▶ _Instructions to follow_
Below are entries; tally how many lines hold the string "JSON" and answer with only that figure.

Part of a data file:

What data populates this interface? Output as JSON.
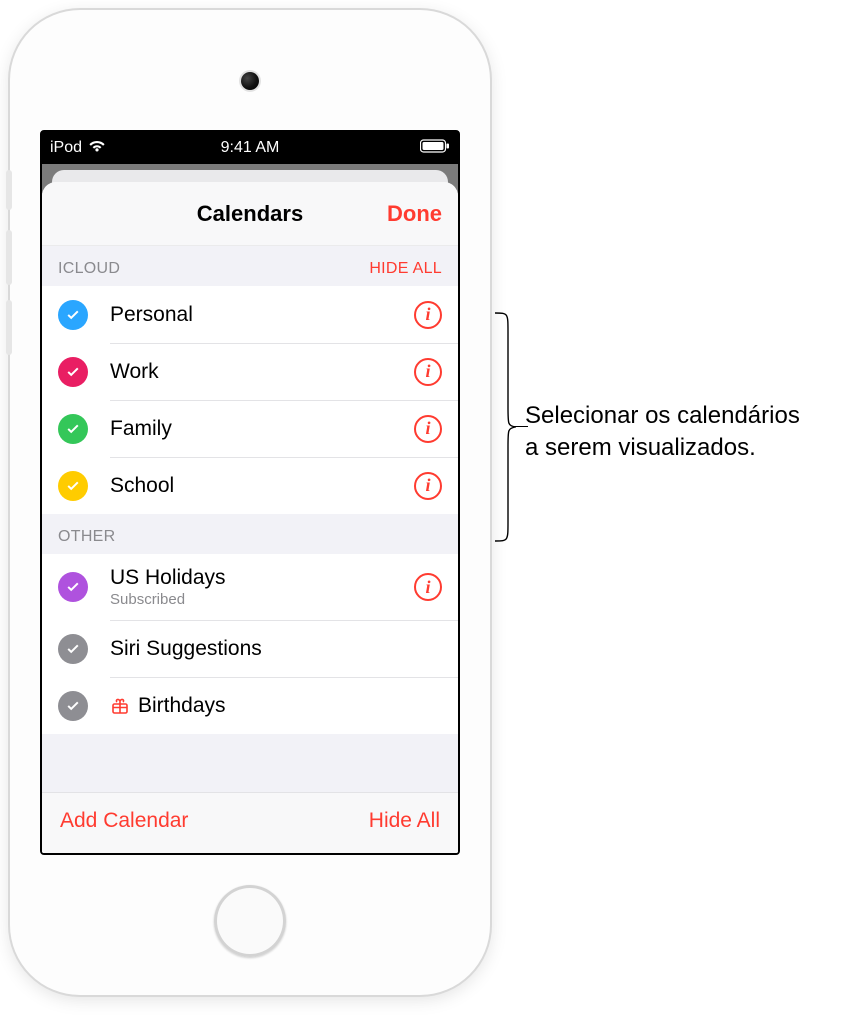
{
  "status_bar": {
    "carrier": "iPod",
    "time": "9:41 AM"
  },
  "sheet": {
    "title": "Calendars",
    "done": "Done"
  },
  "sections": {
    "icloud": {
      "title": "ICLOUD",
      "action": "HIDE ALL",
      "items": [
        {
          "label": "Personal",
          "color": "#2aa6ff",
          "has_info": true
        },
        {
          "label": "Work",
          "color": "#e91e63",
          "has_info": true
        },
        {
          "label": "Family",
          "color": "#34c759",
          "has_info": true
        },
        {
          "label": "School",
          "color": "#ffcc00",
          "has_info": true
        }
      ]
    },
    "other": {
      "title": "OTHER",
      "items": [
        {
          "label": "US Holidays",
          "sublabel": "Subscribed",
          "color": "#af52de",
          "has_info": true
        },
        {
          "label": "Siri Suggestions",
          "color": "#8e8e93",
          "has_info": false
        },
        {
          "label": "Birthdays",
          "color": "#8e8e93",
          "has_info": false,
          "gift": true
        }
      ]
    }
  },
  "footer": {
    "add": "Add Calendar",
    "hide_all": "Hide All"
  },
  "callout": {
    "line1": "Selecionar os calendários",
    "line2": "a serem visualizados."
  }
}
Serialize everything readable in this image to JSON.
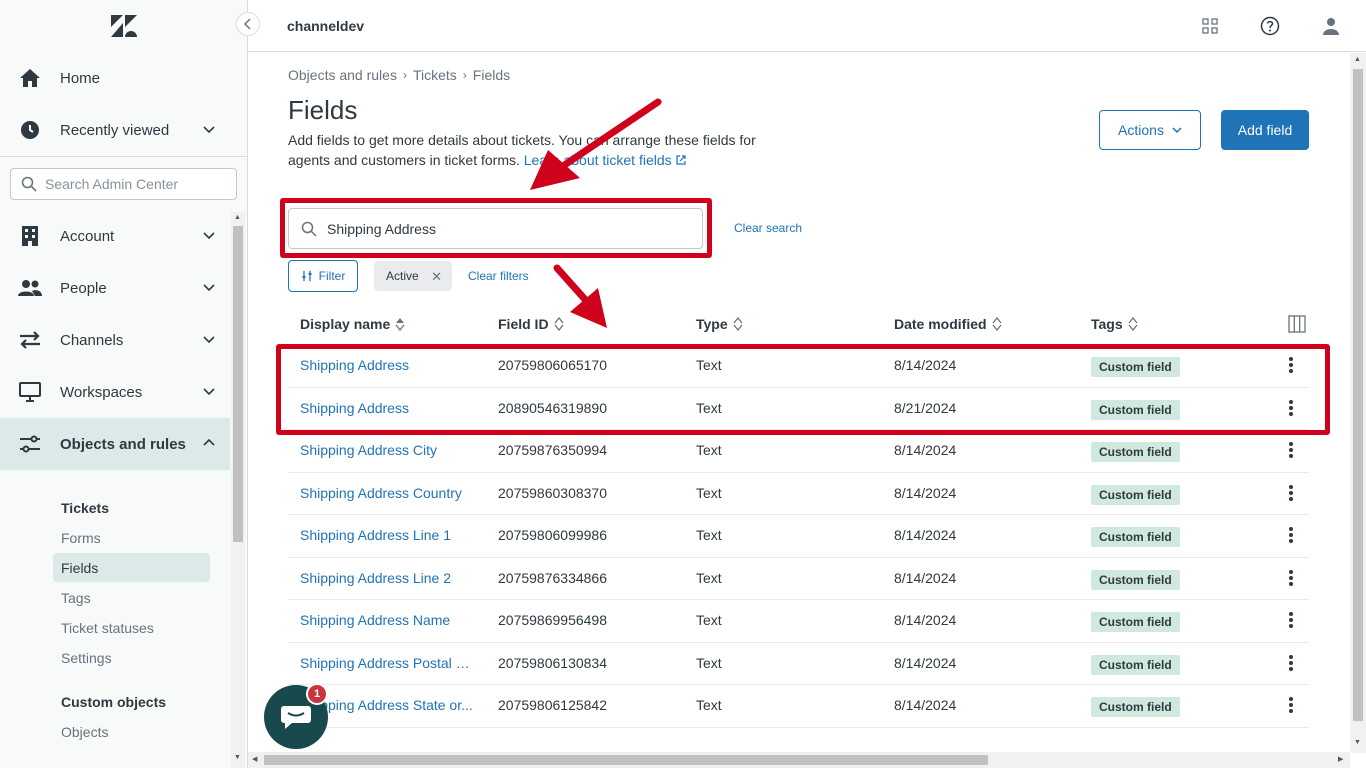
{
  "header": {
    "brand": "channeldev"
  },
  "sidebar": {
    "nav": [
      {
        "label": "Home",
        "icon": "home-icon"
      },
      {
        "label": "Recently viewed",
        "icon": "clock-icon"
      },
      {
        "label": "Account",
        "icon": "building-icon"
      },
      {
        "label": "People",
        "icon": "people-icon"
      },
      {
        "label": "Channels",
        "icon": "arrows-icon"
      },
      {
        "label": "Workspaces",
        "icon": "monitor-icon"
      },
      {
        "label": "Objects and rules",
        "icon": "objects-icon"
      }
    ],
    "search_placeholder": "Search Admin Center",
    "subnav": {
      "tickets_title": "Tickets",
      "tickets_items": [
        "Forms",
        "Fields",
        "Tags",
        "Ticket statuses",
        "Settings"
      ],
      "custom_title": "Custom objects",
      "custom_items": [
        "Objects"
      ]
    }
  },
  "breadcrumb": [
    "Objects and rules",
    "Tickets",
    "Fields"
  ],
  "page": {
    "title": "Fields",
    "description": "Add fields to get more details about tickets. You can arrange these fields for agents and customers in ticket forms.",
    "learn_link": "Learn about ticket fields",
    "actions_label": "Actions",
    "add_label": "Add field"
  },
  "search": {
    "value": "Shipping Address",
    "clear_label": "Clear search"
  },
  "filters": {
    "filter_label": "Filter",
    "chip_label": "Active",
    "clear_label": "Clear filters"
  },
  "table": {
    "columns": [
      "Display name",
      "Field ID",
      "Type",
      "Date modified",
      "Tags"
    ],
    "rows": [
      {
        "name": "Shipping Address",
        "id": "20759806065170",
        "type": "Text",
        "date": "8/14/2024",
        "tag": "Custom field"
      },
      {
        "name": "Shipping Address",
        "id": "20890546319890",
        "type": "Text",
        "date": "8/21/2024",
        "tag": "Custom field"
      },
      {
        "name": "Shipping Address City",
        "id": "20759876350994",
        "type": "Text",
        "date": "8/14/2024",
        "tag": "Custom field"
      },
      {
        "name": "Shipping Address Country",
        "id": "20759860308370",
        "type": "Text",
        "date": "8/14/2024",
        "tag": "Custom field"
      },
      {
        "name": "Shipping Address Line 1",
        "id": "20759806099986",
        "type": "Text",
        "date": "8/14/2024",
        "tag": "Custom field"
      },
      {
        "name": "Shipping Address Line 2",
        "id": "20759876334866",
        "type": "Text",
        "date": "8/14/2024",
        "tag": "Custom field"
      },
      {
        "name": "Shipping Address Name",
        "id": "20759869956498",
        "type": "Text",
        "date": "8/14/2024",
        "tag": "Custom field"
      },
      {
        "name": "Shipping Address Postal C...",
        "id": "20759806130834",
        "type": "Text",
        "date": "8/14/2024",
        "tag": "Custom field"
      },
      {
        "name": "Shipping Address State or...",
        "id": "20759806125842",
        "type": "Text",
        "date": "8/14/2024",
        "tag": "Custom field"
      }
    ]
  },
  "chat": {
    "badge": "1"
  },
  "colors": {
    "accent": "#1f73b7",
    "annotation": "#d0021b",
    "tag_bg": "#d1e8df",
    "active_nav": "#dbeae8"
  }
}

▶ _Output_
2